▶ [To do] All that is wanted is a word-for-word retyping of the lines from the one containing "Decode this chart: output" through the end of the material below.

▶ [Data for this exercise]

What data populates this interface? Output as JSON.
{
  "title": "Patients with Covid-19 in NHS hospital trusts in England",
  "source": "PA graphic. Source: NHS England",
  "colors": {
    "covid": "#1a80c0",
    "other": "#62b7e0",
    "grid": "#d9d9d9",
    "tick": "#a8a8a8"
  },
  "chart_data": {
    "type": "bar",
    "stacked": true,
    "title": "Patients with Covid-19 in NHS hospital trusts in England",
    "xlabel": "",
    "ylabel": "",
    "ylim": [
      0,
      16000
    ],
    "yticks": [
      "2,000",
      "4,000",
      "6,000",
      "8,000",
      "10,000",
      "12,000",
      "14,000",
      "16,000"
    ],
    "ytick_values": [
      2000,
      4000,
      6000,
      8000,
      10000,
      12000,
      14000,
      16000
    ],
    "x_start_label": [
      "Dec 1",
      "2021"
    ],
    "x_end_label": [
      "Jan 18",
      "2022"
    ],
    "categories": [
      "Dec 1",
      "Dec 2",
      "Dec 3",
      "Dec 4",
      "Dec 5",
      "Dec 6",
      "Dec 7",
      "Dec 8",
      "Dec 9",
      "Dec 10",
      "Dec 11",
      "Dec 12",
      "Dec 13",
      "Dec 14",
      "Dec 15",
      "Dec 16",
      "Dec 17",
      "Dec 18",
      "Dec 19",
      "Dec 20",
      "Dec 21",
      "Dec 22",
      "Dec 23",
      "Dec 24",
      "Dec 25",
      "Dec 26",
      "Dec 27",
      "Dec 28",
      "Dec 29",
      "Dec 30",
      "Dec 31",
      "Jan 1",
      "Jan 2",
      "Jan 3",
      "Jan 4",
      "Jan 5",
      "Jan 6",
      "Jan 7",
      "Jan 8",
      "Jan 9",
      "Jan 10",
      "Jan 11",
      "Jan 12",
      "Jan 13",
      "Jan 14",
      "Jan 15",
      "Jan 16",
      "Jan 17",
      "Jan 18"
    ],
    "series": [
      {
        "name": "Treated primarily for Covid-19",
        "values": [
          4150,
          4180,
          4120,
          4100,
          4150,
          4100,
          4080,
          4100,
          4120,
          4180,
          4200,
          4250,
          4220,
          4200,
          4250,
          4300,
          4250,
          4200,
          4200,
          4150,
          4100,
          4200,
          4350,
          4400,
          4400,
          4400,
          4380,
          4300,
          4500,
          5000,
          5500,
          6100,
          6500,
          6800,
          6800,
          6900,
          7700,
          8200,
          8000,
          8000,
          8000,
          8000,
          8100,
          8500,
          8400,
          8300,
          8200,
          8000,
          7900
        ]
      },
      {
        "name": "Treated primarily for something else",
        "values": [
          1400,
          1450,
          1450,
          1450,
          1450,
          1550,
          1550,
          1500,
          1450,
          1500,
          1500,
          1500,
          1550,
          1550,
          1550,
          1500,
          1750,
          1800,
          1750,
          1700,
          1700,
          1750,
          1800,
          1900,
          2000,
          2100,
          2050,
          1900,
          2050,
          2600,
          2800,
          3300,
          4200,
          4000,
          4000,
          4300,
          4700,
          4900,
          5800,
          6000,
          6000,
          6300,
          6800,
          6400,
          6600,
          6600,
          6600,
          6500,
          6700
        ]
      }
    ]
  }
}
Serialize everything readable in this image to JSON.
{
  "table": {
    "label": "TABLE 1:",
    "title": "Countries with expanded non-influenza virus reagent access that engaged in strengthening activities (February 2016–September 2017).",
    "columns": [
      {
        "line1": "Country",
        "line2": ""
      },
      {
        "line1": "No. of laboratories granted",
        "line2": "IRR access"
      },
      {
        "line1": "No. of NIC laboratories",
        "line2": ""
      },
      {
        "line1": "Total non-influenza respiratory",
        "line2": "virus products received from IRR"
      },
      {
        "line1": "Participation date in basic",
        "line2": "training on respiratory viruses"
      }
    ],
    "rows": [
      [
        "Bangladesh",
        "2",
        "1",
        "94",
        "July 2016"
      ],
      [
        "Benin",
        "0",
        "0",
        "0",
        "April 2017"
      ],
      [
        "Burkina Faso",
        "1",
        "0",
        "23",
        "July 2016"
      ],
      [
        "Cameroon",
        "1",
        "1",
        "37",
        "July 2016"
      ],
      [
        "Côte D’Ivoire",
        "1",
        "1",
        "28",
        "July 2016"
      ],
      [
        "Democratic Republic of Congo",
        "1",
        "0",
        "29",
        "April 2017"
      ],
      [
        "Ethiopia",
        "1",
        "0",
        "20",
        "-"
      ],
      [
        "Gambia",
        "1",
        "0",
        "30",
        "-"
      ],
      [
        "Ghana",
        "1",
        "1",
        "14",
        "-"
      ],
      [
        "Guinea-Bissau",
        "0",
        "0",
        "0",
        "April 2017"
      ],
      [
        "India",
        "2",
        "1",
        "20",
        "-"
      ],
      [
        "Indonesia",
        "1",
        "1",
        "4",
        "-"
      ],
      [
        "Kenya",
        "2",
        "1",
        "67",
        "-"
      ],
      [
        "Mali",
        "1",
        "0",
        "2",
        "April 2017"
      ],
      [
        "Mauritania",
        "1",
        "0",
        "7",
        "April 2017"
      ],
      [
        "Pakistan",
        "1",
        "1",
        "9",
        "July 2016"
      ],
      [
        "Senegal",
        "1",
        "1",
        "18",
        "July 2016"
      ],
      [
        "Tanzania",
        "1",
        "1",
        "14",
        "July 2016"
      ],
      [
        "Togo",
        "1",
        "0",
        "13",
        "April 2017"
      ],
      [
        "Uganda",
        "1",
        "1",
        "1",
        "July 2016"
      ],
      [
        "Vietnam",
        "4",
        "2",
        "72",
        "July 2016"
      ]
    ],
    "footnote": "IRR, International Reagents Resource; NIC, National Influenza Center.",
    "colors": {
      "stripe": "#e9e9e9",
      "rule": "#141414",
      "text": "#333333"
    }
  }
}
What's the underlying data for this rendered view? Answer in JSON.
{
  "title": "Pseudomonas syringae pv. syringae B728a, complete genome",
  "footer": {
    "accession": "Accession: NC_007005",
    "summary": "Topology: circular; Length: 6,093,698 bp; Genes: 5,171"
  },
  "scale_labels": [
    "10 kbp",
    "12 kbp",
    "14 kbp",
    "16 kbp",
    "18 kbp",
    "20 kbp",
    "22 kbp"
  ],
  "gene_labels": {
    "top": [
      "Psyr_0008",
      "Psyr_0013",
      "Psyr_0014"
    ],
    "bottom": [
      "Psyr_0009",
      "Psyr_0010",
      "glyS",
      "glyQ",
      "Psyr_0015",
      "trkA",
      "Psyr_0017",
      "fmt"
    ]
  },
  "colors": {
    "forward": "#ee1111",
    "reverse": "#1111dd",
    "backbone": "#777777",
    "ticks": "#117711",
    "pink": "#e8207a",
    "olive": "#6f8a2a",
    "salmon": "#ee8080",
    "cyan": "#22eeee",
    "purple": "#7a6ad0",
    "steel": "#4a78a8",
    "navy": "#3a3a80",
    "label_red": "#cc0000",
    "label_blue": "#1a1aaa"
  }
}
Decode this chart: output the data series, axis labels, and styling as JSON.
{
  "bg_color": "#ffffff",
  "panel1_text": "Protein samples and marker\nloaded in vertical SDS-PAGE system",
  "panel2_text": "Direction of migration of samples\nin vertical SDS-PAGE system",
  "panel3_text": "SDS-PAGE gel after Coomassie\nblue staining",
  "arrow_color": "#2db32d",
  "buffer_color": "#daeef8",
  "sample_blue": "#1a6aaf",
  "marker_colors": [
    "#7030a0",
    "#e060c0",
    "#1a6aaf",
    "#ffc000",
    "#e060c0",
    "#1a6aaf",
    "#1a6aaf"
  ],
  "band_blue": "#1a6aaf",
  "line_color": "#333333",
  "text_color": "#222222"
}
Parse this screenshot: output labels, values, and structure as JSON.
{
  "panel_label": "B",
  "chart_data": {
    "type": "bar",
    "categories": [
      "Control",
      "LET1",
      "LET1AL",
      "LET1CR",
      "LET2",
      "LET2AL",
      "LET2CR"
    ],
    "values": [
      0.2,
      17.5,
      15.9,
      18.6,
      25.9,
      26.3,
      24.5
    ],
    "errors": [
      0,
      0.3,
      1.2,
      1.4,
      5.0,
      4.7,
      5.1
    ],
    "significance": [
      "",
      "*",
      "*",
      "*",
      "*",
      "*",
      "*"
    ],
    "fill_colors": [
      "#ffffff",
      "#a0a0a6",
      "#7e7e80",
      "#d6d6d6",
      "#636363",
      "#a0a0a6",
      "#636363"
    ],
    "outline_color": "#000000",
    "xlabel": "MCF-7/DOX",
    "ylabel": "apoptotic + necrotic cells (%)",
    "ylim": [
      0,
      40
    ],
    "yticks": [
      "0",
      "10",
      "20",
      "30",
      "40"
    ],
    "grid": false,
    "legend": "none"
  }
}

▶ [Exercise answer]
Decode this chart: output the data series, axis labels, and styling as JSON.
{
  "bg_color": "#ffffff",
  "panel1_text": "Protein samples and marker\nloaded in vertical SDS-PAGE system",
  "panel2_text": "Direction of migration of samples\nin vertical SDS-PAGE system",
  "panel3_text": "SDS-PAGE gel after Coomassie\nblue staining",
  "arrow_color": "#2db32d",
  "buffer_color": "#daeef8",
  "sample_blue": "#1a6aaf",
  "marker_colors": [
    "#7030a0",
    "#e060c0",
    "#1a6aaf",
    "#ffc000",
    "#e060c0",
    "#1a6aaf",
    "#1a6aaf"
  ],
  "band_blue": "#1a6aaf",
  "line_color": "#333333",
  "text_color": "#222222"
}
Parse this screenshot: output labels, values, and structure as JSON.
{
  "panel_label": "B",
  "chart_data": {
    "type": "bar",
    "categories": [
      "Control",
      "LET1",
      "LET1AL",
      "LET1CR",
      "LET2",
      "LET2AL",
      "LET2CR"
    ],
    "values": [
      0.2,
      17.5,
      15.9,
      18.6,
      25.9,
      26.3,
      24.5
    ],
    "errors": [
      0,
      0.3,
      1.2,
      1.4,
      5.0,
      4.7,
      5.1
    ],
    "significance": [
      "",
      "*",
      "*",
      "*",
      "*",
      "*",
      "*"
    ],
    "fill_colors": [
      "#ffffff",
      "#a0a0a6",
      "#7e7e80",
      "#d6d6d6",
      "#636363",
      "#a0a0a6",
      "#636363"
    ],
    "outline_color": "#000000",
    "xlabel": "MCF-7/DOX",
    "ylabel": "apoptotic + necrotic cells (%)",
    "ylim": [
      0,
      40
    ],
    "yticks": [
      "0",
      "10",
      "20",
      "30",
      "40"
    ],
    "grid": false,
    "legend": "none"
  }
}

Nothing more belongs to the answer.